● What to work on
It is required that all of the data be written out exactly.

● Data excerpts
================================

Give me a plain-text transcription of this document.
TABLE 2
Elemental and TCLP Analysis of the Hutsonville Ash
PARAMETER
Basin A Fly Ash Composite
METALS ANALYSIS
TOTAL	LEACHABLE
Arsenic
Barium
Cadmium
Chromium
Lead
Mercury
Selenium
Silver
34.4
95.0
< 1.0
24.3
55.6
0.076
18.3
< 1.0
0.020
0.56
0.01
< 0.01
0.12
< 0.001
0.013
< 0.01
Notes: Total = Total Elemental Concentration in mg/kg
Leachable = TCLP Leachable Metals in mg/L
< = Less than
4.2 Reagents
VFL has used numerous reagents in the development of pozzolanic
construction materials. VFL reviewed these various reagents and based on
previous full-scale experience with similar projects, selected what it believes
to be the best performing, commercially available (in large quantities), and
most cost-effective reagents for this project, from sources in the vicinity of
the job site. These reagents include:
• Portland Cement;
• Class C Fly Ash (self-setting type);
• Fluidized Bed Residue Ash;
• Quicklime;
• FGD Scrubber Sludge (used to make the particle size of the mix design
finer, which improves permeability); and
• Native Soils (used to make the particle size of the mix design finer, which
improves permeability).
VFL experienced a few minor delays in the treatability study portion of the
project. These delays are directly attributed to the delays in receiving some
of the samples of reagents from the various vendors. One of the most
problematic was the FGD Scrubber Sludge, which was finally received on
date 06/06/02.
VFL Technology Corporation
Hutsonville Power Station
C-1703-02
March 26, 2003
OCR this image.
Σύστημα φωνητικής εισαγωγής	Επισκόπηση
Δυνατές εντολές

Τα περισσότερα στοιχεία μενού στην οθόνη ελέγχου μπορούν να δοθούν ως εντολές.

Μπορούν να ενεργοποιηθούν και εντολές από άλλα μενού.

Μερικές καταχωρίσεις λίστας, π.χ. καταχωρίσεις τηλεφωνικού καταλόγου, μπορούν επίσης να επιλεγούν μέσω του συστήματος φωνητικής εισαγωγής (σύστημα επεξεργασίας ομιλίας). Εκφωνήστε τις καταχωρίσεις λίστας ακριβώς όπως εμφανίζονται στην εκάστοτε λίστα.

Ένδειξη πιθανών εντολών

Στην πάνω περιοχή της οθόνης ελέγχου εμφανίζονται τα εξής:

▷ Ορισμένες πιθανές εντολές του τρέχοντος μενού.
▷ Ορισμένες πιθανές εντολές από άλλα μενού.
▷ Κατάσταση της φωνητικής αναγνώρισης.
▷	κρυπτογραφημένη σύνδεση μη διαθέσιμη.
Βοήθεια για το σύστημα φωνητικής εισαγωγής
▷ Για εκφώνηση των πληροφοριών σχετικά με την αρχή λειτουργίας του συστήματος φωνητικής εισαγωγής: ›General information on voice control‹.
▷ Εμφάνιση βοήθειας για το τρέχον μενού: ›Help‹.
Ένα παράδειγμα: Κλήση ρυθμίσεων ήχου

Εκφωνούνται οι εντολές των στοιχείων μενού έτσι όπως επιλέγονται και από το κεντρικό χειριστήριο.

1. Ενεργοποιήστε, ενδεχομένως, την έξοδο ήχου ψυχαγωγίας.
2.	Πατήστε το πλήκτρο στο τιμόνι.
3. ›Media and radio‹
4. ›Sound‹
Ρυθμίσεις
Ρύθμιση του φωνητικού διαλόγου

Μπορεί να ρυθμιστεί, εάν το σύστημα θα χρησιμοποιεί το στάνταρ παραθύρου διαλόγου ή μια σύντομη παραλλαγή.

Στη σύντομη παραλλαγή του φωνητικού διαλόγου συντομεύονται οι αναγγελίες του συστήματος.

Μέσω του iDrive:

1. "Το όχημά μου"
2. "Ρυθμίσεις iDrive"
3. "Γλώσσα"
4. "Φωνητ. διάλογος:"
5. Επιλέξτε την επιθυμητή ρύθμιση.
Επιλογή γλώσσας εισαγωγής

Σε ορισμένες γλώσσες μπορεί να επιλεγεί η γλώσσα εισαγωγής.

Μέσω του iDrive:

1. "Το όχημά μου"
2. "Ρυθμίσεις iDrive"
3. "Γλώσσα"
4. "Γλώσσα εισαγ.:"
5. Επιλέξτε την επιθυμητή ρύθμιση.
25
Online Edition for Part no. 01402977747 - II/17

================================

● Written answer
Give me a plain-text transcription of this document.
TABLE 2
Elemental and TCLP Analysis of the Hutsonville Ash
PARAMETER
Basin A Fly Ash Composite
METALS ANALYSIS
TOTAL	LEACHABLE
Arsenic
Barium
Cadmium
Chromium
Lead
Mercury
Selenium
Silver
34.4
95.0
< 1.0
24.3
55.6
0.076
18.3
< 1.0
0.020
0.56
0.01
< 0.01
0.12
< 0.001
0.013
< 0.01
Notes: Total = Total Elemental Concentration in mg/kg
Leachable = TCLP Leachable Metals in mg/L
< = Less than
4.2 Reagents
VFL has used numerous reagents in the development of pozzolanic
construction materials. VFL reviewed these various reagents and based on
previous full-scale experience with similar projects, selected what it believes
to be the best performing, commercially available (in large quantities), and
most cost-effective reagents for this project, from sources in the vicinity of
the job site. These reagents include:
• Portland Cement;
• Class C Fly Ash (self-setting type);
• Fluidized Bed Residue Ash;
• Quicklime;
• FGD Scrubber Sludge (used to make the particle size of the mix design
finer, which improves permeability); and
• Native Soils (used to make the particle size of the mix design finer, which
improves permeability).
VFL experienced a few minor delays in the treatability study portion of the
project. These delays are directly attributed to the delays in receiving some
of the samples of reagents from the various vendors. One of the most
problematic was the FGD Scrubber Sludge, which was finally received on
date 06/06/02.
VFL Technology Corporation
Hutsonville Power Station
C-1703-02
March 26, 2003
OCR this image.
Σύστημα φωνητικής εισαγωγής	Επισκόπηση
Δυνατές εντολές

Τα περισσότερα στοιχεία μενού στην οθόνη ελέγχου μπορούν να δοθούν ως εντολές.

Μπορούν να ενεργοποιηθούν και εντολές από άλλα μενού.

Μερικές καταχωρίσεις λίστας, π.χ. καταχωρίσεις τηλεφωνικού καταλόγου, μπορούν επίσης να επιλεγούν μέσω του συστήματος φωνητικής εισαγωγής (σύστημα επεξεργασίας ομιλίας). Εκφωνήστε τις καταχωρίσεις λίστας ακριβώς όπως εμφανίζονται στην εκάστοτε λίστα.

Ένδειξη πιθανών εντολών

Στην πάνω περιοχή της οθόνης ελέγχου εμφανίζονται τα εξής:

▷ Ορισμένες πιθανές εντολές του τρέχοντος μενού.
▷ Ορισμένες πιθανές εντολές από άλλα μενού.
▷ Κατάσταση της φωνητικής αναγνώρισης.
▷	κρυπτογραφημένη σύνδεση μη διαθέσιμη.
Βοήθεια για το σύστημα φωνητικής εισαγωγής
▷ Για εκφώνηση των πληροφοριών σχετικά με την αρχή λειτουργίας του συστήματος φωνητικής εισαγωγής: ›General information on voice control‹.
▷ Εμφάνιση βοήθειας για το τρέχον μενού: ›Help‹.
Ένα παράδειγμα: Κλήση ρυθμίσεων ήχου

Εκφωνούνται οι εντολές των στοιχείων μενού έτσι όπως επιλέγονται και από το κεντρικό χειριστήριο.

1. Ενεργοποιήστε, ενδεχομένως, την έξοδο ήχου ψυχαγωγίας.
2.	Πατήστε το πλήκτρο στο τιμόνι.
3. ›Media and radio‹
4. ›Sound‹
Ρυθμίσεις
Ρύθμιση του φωνητικού διαλόγου

Μπορεί να ρυθμιστεί, εάν το σύστημα θα χρησιμοποιεί το στάνταρ παραθύρου διαλόγου ή μια σύντομη παραλλαγή.

Στη σύντομη παραλλαγή του φωνητικού διαλόγου συντομεύονται οι αναγγελίες του συστήματος.

Μέσω του iDrive:

1. "Το όχημά μου"
2. "Ρυθμίσεις iDrive"
3. "Γλώσσα"
4. "Φωνητ. διάλογος:"
5. Επιλέξτε την επιθυμητή ρύθμιση.
Επιλογή γλώσσας εισαγωγής

Σε ορισμένες γλώσσες μπορεί να επιλεγεί η γλώσσα εισαγωγής.

Μέσω του iDrive:

1. "Το όχημά μου"
2. "Ρυθμίσεις iDrive"
3. "Γλώσσα"
4. "Γλώσσα εισαγ.:"
5. Επιλέξτε την επιθυμητή ρύθμιση.
25
Online Edition for Part no. 01402977747 - II/17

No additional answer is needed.